───── Excerpted records ─────

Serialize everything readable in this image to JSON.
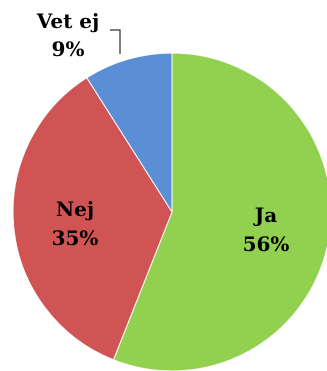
{
  "chart_data": {
    "type": "pie",
    "title": "",
    "slices": [
      {
        "name": "Ja",
        "value": 56,
        "label": "56%",
        "color": "#92d050"
      },
      {
        "name": "Nej",
        "value": 35,
        "label": "35%",
        "color": "#d05454"
      },
      {
        "name": "Vet ej",
        "value": 9,
        "label": "9%",
        "color": "#5b8fd5"
      }
    ],
    "start": "top",
    "direction": "clockwise",
    "legend": "none"
  }
}
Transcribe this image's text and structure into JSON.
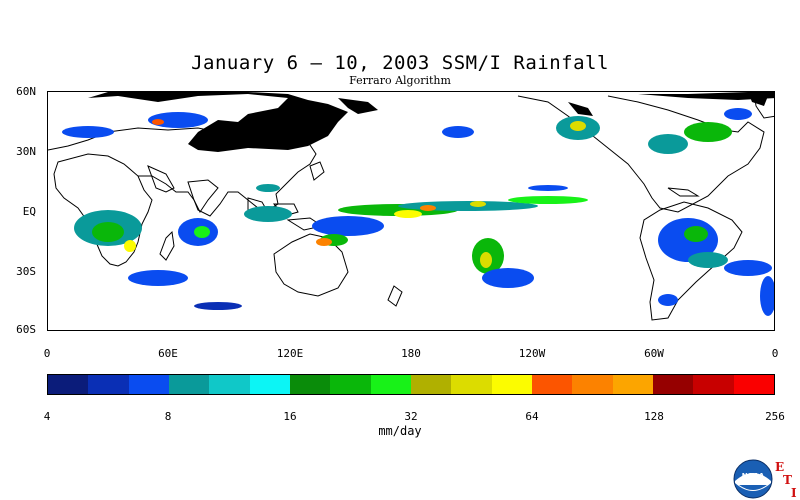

─────

» The exercise:
Copy the data exactly. Any picture it contains is to be omitted.

» Final result:
Serialize everything readable in this image to JSON.
{
  "chart_data": {
    "type": "pie",
    "title": "",
    "slices": [
      {
        "name": "Ja",
        "value": 56,
        "label": "56%",
        "color": "#92d050"
      },
      {
        "name": "Nej",
        "value": 35,
        "label": "35%",
        "color": "#d05454"
      },
      {
        "name": "Vet ej",
        "value": 9,
        "label": "9%",
        "color": "#5b8fd5"
      }
    ],
    "start": "top",
    "direction": "clockwise",
    "legend": "none"
  }
}
Transcribe this image's text and structure into JSON.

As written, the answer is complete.